** Begin SUPPLIED MATERIAL **

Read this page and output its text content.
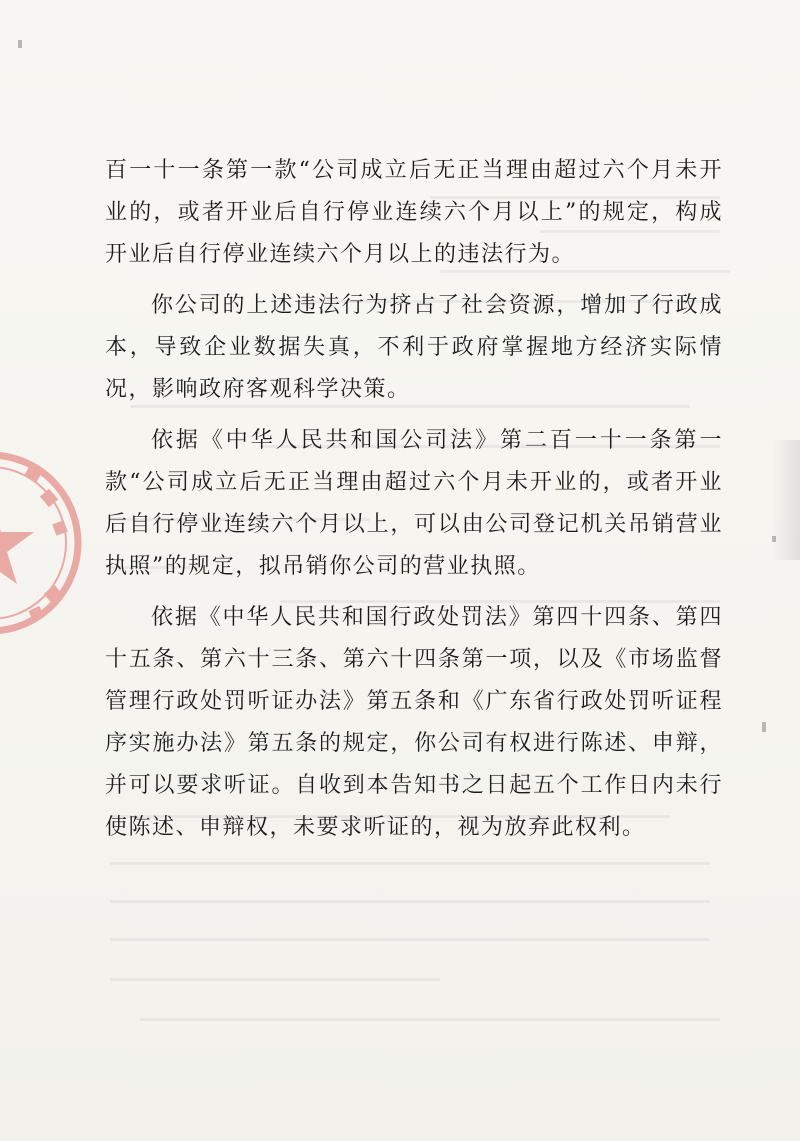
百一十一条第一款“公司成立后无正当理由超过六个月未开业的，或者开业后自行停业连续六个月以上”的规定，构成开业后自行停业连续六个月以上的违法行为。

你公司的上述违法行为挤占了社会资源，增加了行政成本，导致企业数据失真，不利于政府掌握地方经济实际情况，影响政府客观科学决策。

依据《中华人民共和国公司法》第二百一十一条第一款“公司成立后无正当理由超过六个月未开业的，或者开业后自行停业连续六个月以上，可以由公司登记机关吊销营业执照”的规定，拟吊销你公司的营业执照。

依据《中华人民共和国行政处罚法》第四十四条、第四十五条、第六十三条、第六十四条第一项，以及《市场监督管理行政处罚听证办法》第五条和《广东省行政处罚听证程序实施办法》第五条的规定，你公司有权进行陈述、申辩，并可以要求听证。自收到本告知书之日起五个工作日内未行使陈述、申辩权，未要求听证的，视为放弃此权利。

** End SUPPLIED MATERIAL **

SHORT TASK:
Extract the full listing exactly, with the pictures left out.

FULL RESPONSE:
Read this page and output its text content.
百一十一条第一款“公司成立后无正当理由超过六个月未开业的，或者开业后自行停业连续六个月以上”的规定，构成开业后自行停业连续六个月以上的违法行为。

你公司的上述违法行为挤占了社会资源，增加了行政成本，导致企业数据失真，不利于政府掌握地方经济实际情况，影响政府客观科学决策。

依据《中华人民共和国公司法》第二百一十一条第一款“公司成立后无正当理由超过六个月未开业的，或者开业后自行停业连续六个月以上，可以由公司登记机关吊销营业执照”的规定，拟吊销你公司的营业执照。

依据《中华人民共和国行政处罚法》第四十四条、第四十五条、第六十三条、第六十四条第一项，以及《市场监督管理行政处罚听证办法》第五条和《广东省行政处罚听证程序实施办法》第五条的规定，你公司有权进行陈述、申辩，并可以要求听证。自收到本告知书之日起五个工作日内未行使陈述、申辩权，未要求听证的，视为放弃此权利。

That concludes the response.